> GIVEN TASK
Check each line of the material below for "Health", then copy the ones that contain it.
— START OF SUPPLIED DATA —
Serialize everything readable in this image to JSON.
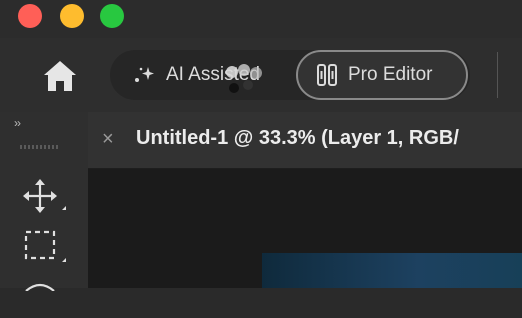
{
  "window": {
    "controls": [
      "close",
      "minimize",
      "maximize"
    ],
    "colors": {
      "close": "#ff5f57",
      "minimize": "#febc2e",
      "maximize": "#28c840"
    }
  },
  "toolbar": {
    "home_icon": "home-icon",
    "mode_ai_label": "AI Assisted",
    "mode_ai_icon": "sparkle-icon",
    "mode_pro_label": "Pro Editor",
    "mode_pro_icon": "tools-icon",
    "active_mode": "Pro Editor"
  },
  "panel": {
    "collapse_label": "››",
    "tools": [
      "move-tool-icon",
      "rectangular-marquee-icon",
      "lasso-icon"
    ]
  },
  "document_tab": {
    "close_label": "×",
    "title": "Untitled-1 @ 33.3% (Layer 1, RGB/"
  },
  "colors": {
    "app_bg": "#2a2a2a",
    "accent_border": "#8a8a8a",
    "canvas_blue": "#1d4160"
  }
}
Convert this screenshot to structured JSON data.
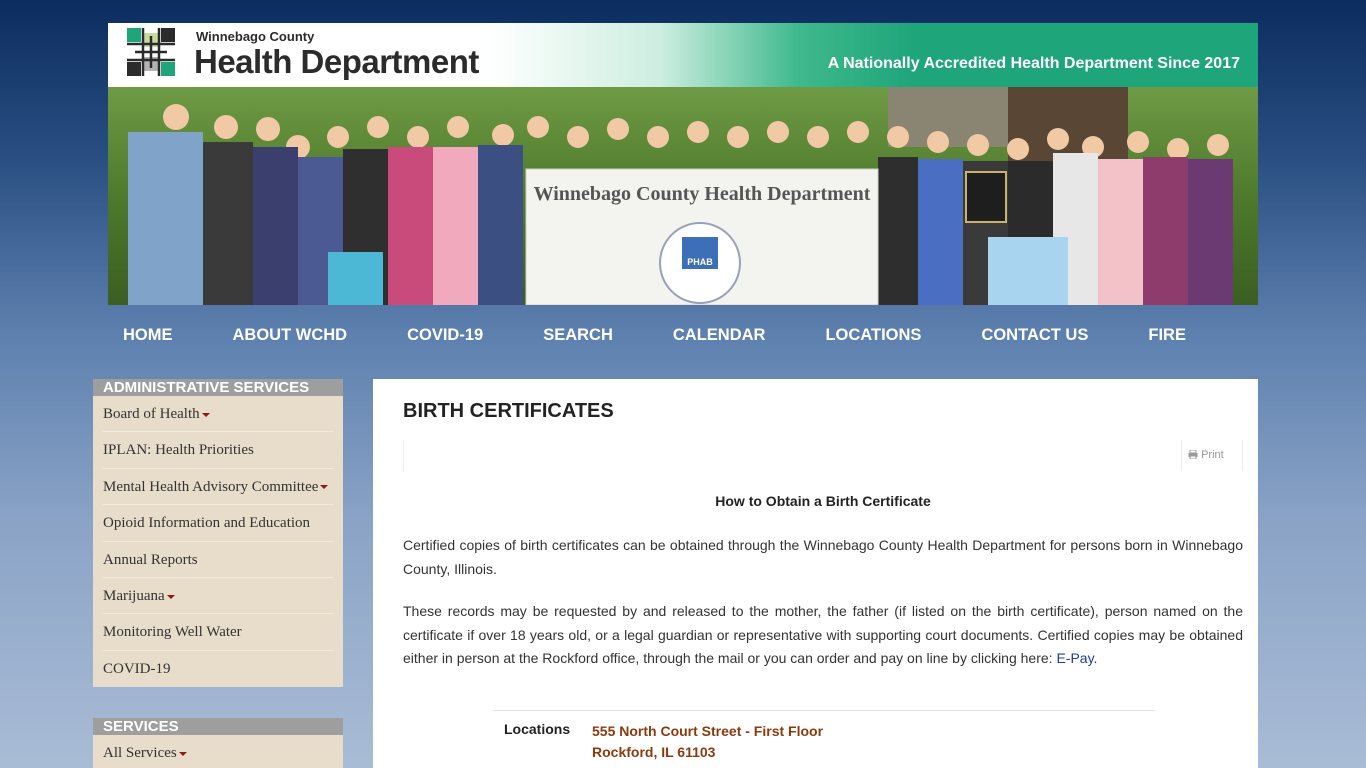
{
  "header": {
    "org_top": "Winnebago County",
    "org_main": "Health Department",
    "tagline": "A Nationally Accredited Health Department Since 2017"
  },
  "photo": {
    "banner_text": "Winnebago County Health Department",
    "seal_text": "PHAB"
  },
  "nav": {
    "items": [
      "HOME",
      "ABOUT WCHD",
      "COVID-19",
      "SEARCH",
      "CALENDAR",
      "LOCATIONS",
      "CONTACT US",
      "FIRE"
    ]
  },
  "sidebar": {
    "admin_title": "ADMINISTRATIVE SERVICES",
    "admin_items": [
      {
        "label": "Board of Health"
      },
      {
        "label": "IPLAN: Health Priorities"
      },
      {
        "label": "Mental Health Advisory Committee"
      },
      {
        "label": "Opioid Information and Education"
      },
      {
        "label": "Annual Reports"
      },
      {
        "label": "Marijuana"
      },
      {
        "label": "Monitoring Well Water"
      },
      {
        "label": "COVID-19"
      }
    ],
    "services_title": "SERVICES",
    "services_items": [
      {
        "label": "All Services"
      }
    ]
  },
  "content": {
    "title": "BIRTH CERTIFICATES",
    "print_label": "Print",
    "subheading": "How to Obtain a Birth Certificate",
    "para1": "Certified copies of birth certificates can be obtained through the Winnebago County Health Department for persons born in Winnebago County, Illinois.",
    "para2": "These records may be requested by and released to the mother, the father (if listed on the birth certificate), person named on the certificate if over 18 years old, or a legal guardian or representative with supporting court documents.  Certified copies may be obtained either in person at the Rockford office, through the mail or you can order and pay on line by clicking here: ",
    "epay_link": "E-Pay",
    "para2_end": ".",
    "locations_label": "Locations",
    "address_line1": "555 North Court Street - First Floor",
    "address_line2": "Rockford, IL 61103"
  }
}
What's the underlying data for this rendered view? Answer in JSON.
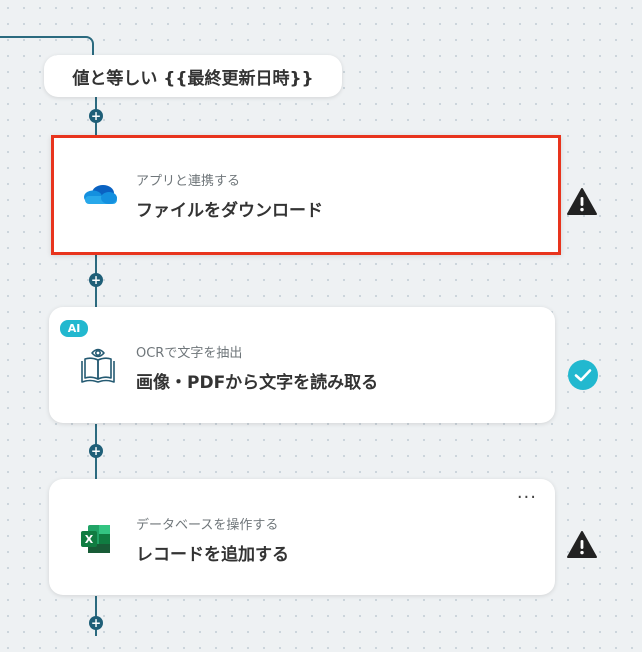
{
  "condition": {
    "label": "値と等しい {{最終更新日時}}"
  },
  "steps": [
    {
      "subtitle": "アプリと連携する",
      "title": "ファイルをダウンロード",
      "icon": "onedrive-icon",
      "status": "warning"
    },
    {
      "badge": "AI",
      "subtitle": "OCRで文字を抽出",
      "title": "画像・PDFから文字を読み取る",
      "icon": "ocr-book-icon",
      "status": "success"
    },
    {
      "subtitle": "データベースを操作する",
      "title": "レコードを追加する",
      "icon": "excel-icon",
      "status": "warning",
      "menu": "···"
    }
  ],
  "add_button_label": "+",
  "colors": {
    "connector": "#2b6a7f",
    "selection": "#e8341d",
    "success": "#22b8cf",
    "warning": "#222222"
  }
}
— END OF SUPPLIED DATA —
> REPLY
    "org_main": "Health Department",
    "tagline": "A Nationally Accredited Health Department Since 2017"
    "banner_text": "Winnebago County Health Department",
        "label": "Board of Health"
        "label": "IPLAN: Health Priorities"
        "label": "Mental Health Advisory Committee"
    "para1": "Certified copies of birth certificates can be obtained through the Winnebago County Health Department for persons born in Winnebago County, Illinois.",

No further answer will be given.